--- BEGIN Data supplied ---
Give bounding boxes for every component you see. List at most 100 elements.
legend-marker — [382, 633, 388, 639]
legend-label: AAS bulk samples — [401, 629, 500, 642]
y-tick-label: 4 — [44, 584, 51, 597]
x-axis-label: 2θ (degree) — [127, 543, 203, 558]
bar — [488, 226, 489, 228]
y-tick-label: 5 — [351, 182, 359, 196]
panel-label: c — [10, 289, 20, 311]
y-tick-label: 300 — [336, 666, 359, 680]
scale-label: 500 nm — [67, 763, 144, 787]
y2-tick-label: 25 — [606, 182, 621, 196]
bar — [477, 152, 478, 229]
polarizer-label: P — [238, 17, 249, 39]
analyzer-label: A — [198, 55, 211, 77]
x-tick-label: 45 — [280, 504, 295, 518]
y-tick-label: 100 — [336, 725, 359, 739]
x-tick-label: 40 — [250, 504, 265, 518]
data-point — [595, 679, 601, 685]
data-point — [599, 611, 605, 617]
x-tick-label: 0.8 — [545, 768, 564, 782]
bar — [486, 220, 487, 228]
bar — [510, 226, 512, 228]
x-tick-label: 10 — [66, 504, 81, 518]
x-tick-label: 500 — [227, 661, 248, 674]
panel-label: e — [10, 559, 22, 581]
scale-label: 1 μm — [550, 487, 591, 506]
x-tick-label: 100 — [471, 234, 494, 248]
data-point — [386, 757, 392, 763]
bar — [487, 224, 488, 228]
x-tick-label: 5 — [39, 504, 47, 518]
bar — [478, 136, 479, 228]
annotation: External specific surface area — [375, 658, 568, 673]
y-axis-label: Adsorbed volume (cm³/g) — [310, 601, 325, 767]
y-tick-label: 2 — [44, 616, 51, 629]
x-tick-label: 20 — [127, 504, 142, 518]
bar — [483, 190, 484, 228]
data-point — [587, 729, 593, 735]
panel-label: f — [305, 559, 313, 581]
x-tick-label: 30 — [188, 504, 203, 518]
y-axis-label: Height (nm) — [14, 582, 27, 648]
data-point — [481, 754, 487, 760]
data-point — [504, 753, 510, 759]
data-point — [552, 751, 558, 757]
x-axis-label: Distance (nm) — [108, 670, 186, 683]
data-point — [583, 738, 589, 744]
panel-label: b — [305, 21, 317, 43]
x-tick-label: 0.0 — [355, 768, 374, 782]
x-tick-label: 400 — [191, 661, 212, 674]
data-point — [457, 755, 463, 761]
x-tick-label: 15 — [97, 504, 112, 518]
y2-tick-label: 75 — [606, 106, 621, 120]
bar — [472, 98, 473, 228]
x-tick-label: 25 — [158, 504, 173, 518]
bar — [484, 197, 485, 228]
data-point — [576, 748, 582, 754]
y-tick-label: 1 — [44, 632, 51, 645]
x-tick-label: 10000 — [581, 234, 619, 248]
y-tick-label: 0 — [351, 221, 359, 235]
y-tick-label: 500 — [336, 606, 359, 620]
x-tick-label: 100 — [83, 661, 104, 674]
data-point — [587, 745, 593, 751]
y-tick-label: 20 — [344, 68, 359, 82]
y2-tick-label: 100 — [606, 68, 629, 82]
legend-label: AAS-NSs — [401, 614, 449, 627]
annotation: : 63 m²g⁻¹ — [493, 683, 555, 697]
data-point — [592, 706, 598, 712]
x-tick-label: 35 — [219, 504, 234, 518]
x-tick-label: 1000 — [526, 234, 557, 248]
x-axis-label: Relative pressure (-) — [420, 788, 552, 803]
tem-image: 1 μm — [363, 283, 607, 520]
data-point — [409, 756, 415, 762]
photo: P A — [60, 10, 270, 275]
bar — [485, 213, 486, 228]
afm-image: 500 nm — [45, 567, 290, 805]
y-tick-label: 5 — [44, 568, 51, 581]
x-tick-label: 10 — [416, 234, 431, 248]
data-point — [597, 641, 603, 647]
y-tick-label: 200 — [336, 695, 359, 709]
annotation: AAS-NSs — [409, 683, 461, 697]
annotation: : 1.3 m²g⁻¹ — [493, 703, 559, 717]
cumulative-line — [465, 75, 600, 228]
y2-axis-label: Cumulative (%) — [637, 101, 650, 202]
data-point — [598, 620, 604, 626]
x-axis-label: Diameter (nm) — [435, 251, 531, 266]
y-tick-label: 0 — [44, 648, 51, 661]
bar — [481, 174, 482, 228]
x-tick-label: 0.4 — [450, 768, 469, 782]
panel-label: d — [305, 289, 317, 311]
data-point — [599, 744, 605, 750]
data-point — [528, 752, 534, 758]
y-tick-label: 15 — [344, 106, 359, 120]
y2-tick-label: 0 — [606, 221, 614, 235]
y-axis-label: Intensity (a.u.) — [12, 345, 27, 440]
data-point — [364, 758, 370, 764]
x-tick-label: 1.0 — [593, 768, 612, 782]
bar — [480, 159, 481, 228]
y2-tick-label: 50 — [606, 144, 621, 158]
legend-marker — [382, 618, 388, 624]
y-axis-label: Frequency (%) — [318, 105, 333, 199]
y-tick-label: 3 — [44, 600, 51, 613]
--- END Data supplied ---
» Directive
Reproduce every row above verbatim, one line per row, with no changes.

» Exercise solution
Give bounding boxes for every component you see. List at most 100 elements.
legend-marker — [382, 633, 388, 639]
legend-label: AAS bulk samples — [401, 629, 500, 642]
y-tick-label: 4 — [44, 584, 51, 597]
x-axis-label: 2θ (degree) — [127, 543, 203, 558]
bar — [488, 226, 489, 228]
y-tick-label: 5 — [351, 182, 359, 196]
panel-label: c — [10, 289, 20, 311]
y-tick-label: 300 — [336, 666, 359, 680]
scale-label: 500 nm — [67, 763, 144, 787]
y2-tick-label: 25 — [606, 182, 621, 196]
bar — [477, 152, 478, 229]
polarizer-label: P — [238, 17, 249, 39]
analyzer-label: A — [198, 55, 211, 77]
x-tick-label: 45 — [280, 504, 295, 518]
y-tick-label: 100 — [336, 725, 359, 739]
x-tick-label: 40 — [250, 504, 265, 518]
data-point — [595, 679, 601, 685]
data-point — [599, 611, 605, 617]
x-tick-label: 0.8 — [545, 768, 564, 782]
bar — [486, 220, 487, 228]
bar — [510, 226, 512, 228]
x-tick-label: 10 — [66, 504, 81, 518]
x-tick-label: 500 — [227, 661, 248, 674]
panel-label: e — [10, 559, 22, 581]
scale-label: 1 μm — [550, 487, 591, 506]
x-tick-label: 100 — [471, 234, 494, 248]
data-point — [386, 757, 392, 763]
bar — [487, 224, 488, 228]
x-tick-label: 5 — [39, 504, 47, 518]
bar — [478, 136, 479, 228]
annotation: External specific surface area — [375, 658, 568, 673]
y-axis-label: Adsorbed volume (cm³/g) — [310, 601, 325, 767]
y-tick-label: 2 — [44, 616, 51, 629]
x-tick-label: 20 — [127, 504, 142, 518]
bar — [483, 190, 484, 228]
data-point — [587, 729, 593, 735]
panel-label: f — [305, 559, 313, 581]
x-tick-label: 30 — [188, 504, 203, 518]
y-axis-label: Height (nm) — [14, 582, 27, 648]
data-point — [481, 754, 487, 760]
data-point — [504, 753, 510, 759]
data-point — [552, 751, 558, 757]
x-axis-label: Distance (nm) — [108, 670, 186, 683]
data-point — [583, 738, 589, 744]
panel-label: b — [305, 21, 317, 43]
x-tick-label: 0.0 — [355, 768, 374, 782]
x-tick-label: 400 — [191, 661, 212, 674]
data-point — [457, 755, 463, 761]
x-tick-label: 15 — [97, 504, 112, 518]
y2-tick-label: 75 — [606, 106, 621, 120]
bar — [472, 98, 473, 228]
x-tick-label: 25 — [158, 504, 173, 518]
bar — [484, 197, 485, 228]
data-point — [576, 748, 582, 754]
y-tick-label: 1 — [44, 632, 51, 645]
x-tick-label: 10000 — [581, 234, 619, 248]
y-tick-label: 0 — [351, 221, 359, 235]
y-tick-label: 500 — [336, 606, 359, 620]
x-tick-label: 100 — [83, 661, 104, 674]
data-point — [587, 745, 593, 751]
y-tick-label: 20 — [344, 68, 359, 82]
y2-tick-label: 100 — [606, 68, 629, 82]
legend-label: AAS-NSs — [401, 614, 449, 627]
annotation: : 63 m²g⁻¹ — [493, 683, 555, 697]
data-point — [592, 706, 598, 712]
x-tick-label: 35 — [219, 504, 234, 518]
x-tick-label: 1000 — [526, 234, 557, 248]
x-axis-label: Relative pressure (-) — [420, 788, 552, 803]
tem-image: 1 μm — [363, 283, 607, 520]
data-point — [409, 756, 415, 762]
photo: P A — [60, 10, 270, 275]
bar — [485, 213, 486, 228]
afm-image: 500 nm — [45, 567, 290, 805]
y-tick-label: 5 — [44, 568, 51, 581]
x-tick-label: 10 — [416, 234, 431, 248]
data-point — [597, 641, 603, 647]
y-tick-label: 200 — [336, 695, 359, 709]
annotation: AAS-NSs — [409, 683, 461, 697]
annotation: : 1.3 m²g⁻¹ — [493, 703, 559, 717]
cumulative-line — [465, 75, 600, 228]
y2-axis-label: Cumulative (%) — [637, 101, 650, 202]
data-point — [598, 620, 604, 626]
x-axis-label: Diameter (nm) — [435, 251, 531, 266]
y-tick-label: 0 — [44, 648, 51, 661]
bar — [481, 174, 482, 228]
x-tick-label: 0.4 — [450, 768, 469, 782]
panel-label: d — [305, 289, 317, 311]
data-point — [599, 744, 605, 750]
data-point — [528, 752, 534, 758]
y-tick-label: 15 — [344, 106, 359, 120]
y2-tick-label: 0 — [606, 221, 614, 235]
y-axis-label: Intensity (a.u.) — [12, 345, 27, 440]
data-point — [364, 758, 370, 764]
x-tick-label: 1.0 — [593, 768, 612, 782]
bar — [480, 159, 481, 228]
y2-tick-label: 50 — [606, 144, 621, 158]
legend-marker — [382, 618, 388, 624]
y-axis-label: Frequency (%) — [318, 105, 333, 199]
y-tick-label: 3 — [44, 600, 51, 613]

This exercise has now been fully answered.